→ What to work on
Your answer should consist of each line below that includes the word "text".

→ Records shown
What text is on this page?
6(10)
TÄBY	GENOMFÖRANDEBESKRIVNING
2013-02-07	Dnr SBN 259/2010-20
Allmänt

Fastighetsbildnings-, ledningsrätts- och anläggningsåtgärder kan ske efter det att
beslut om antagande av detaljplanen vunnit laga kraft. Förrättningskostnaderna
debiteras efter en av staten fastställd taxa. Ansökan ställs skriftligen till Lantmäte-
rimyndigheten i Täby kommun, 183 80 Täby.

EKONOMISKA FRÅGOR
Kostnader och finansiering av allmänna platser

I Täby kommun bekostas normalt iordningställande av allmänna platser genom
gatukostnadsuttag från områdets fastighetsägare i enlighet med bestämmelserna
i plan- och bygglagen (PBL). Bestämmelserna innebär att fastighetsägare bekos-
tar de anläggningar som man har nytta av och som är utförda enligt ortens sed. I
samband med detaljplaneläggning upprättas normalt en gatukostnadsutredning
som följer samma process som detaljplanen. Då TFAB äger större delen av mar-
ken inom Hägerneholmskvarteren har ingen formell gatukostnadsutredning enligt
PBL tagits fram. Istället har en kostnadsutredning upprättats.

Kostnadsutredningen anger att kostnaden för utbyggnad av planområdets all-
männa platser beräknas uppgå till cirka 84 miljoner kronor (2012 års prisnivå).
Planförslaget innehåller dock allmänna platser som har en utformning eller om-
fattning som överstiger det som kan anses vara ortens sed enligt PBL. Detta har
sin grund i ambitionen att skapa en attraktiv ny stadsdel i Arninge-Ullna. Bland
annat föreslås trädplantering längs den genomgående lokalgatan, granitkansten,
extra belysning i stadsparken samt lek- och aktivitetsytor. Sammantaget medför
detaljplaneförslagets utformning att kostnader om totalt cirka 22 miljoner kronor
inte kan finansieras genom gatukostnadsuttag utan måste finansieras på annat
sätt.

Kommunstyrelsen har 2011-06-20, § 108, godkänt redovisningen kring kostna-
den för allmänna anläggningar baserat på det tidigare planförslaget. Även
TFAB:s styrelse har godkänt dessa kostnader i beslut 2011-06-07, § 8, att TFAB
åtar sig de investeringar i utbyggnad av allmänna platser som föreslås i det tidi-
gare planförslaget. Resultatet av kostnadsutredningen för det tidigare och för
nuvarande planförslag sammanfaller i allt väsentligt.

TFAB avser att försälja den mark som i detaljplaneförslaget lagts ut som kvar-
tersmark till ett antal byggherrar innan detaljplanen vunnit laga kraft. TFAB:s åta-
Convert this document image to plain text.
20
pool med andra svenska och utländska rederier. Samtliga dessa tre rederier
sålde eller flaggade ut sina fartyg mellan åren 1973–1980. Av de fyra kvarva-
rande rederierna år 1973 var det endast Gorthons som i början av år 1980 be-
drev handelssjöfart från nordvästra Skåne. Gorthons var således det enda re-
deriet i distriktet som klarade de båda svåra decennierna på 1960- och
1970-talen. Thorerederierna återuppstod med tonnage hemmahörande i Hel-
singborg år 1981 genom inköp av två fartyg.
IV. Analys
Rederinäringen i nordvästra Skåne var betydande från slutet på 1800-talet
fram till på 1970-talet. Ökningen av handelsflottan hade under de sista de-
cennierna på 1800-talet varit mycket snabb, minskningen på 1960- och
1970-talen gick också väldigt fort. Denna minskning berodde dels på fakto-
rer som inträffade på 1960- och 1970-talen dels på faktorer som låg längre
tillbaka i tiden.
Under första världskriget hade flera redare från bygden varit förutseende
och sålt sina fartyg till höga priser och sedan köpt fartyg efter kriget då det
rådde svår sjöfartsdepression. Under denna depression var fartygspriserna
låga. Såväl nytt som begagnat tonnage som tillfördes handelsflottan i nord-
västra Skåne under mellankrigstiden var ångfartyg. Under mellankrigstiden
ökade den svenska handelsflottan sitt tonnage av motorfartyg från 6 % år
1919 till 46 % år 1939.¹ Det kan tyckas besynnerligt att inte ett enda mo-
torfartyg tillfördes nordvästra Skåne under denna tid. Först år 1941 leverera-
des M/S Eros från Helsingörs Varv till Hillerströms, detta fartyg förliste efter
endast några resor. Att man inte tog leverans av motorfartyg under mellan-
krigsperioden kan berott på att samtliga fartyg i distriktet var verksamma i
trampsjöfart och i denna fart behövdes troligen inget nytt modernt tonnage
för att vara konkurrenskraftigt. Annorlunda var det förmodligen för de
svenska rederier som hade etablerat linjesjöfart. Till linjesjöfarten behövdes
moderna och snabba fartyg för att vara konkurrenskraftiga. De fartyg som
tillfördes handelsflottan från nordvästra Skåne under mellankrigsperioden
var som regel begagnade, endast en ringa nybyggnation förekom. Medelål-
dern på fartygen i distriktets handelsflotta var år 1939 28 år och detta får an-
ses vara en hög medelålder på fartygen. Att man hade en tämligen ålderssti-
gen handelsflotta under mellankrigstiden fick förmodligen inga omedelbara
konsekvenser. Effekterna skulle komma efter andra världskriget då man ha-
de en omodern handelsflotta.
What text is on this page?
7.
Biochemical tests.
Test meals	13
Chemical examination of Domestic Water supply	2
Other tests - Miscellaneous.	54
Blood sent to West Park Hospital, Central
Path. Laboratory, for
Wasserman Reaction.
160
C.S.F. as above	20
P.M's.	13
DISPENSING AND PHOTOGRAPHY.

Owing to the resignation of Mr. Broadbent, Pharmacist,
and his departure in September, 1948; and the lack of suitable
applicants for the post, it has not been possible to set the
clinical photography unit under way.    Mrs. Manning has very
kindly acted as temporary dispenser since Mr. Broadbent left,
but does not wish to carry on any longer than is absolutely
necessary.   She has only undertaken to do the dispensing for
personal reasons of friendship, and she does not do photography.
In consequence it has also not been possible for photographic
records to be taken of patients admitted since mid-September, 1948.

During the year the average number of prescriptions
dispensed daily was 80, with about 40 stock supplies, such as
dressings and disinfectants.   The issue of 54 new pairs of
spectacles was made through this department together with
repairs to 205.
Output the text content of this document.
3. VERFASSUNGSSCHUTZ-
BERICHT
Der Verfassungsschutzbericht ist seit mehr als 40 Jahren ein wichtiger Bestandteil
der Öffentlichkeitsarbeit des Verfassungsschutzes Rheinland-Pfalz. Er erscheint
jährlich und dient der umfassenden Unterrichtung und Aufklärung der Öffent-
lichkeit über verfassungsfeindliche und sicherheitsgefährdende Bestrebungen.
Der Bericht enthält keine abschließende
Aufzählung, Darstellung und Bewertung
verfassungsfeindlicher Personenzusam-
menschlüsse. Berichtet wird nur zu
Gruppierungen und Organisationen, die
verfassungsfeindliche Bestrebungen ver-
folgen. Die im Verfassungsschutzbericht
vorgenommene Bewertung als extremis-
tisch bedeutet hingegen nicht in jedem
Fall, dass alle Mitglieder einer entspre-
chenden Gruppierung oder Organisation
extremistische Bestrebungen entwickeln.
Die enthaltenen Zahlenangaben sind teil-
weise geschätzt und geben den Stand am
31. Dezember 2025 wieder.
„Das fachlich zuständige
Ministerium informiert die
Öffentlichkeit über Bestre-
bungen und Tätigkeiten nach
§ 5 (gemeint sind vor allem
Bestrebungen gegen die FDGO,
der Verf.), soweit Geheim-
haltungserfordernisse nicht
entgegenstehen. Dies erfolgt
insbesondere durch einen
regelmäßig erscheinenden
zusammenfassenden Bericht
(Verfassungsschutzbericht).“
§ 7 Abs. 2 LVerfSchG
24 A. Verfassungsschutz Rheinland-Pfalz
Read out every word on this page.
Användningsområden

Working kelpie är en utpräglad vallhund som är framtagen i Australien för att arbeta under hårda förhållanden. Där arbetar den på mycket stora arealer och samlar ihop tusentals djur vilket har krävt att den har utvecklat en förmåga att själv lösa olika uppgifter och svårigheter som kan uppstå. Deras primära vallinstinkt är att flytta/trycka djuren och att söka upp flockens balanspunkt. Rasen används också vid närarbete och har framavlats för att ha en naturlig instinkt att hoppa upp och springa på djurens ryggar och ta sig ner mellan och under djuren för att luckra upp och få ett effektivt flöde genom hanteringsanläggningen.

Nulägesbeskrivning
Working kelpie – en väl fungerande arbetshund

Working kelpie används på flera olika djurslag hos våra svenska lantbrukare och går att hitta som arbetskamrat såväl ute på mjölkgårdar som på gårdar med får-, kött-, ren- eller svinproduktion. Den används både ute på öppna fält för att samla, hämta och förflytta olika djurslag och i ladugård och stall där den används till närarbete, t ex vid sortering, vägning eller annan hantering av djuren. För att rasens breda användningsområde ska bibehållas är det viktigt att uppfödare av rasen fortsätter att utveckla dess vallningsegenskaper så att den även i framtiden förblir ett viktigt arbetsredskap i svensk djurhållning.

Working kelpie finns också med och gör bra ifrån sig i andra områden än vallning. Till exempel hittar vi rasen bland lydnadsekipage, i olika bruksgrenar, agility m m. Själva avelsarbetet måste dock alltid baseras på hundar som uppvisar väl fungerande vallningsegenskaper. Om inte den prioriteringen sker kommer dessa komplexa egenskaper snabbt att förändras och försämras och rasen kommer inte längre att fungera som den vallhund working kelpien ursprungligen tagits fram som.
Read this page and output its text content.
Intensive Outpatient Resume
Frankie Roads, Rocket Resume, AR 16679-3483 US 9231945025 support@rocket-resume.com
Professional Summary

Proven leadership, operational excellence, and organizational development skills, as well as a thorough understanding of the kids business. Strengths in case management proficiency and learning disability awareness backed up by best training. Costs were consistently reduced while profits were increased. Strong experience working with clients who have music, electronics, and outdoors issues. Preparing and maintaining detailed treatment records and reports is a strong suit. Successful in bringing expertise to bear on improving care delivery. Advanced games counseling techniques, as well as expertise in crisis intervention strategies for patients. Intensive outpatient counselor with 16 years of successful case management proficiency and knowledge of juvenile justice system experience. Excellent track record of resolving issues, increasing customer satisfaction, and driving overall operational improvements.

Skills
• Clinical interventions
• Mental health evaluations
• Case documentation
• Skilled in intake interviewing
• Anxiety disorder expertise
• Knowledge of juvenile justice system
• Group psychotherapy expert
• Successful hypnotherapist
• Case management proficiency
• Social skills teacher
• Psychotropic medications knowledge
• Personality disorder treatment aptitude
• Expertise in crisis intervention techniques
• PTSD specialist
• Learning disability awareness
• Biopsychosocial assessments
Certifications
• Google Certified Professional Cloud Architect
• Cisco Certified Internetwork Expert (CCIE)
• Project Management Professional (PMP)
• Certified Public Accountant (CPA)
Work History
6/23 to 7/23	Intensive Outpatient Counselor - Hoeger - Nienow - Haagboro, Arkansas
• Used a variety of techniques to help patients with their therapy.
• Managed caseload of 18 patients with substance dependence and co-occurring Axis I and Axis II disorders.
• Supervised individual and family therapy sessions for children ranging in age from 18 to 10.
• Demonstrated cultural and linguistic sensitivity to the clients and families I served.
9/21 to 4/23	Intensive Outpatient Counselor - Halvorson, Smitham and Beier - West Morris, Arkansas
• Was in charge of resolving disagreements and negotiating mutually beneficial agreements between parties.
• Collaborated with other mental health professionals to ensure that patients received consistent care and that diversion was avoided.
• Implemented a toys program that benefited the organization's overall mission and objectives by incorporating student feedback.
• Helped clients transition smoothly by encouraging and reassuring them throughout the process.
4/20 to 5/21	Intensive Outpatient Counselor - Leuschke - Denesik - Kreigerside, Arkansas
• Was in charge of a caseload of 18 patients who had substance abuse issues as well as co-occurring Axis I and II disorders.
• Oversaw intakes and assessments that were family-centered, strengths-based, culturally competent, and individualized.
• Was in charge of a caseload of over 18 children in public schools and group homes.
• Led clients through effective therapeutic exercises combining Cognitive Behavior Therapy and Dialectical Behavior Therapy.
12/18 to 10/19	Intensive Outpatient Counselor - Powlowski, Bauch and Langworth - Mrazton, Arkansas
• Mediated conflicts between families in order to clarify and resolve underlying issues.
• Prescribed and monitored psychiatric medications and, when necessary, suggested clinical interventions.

→ Output for this task
What text is on this page?
Convert this document image to plain text.
What text is on this page?
Output the text content of this document.
Read this page and output its text content.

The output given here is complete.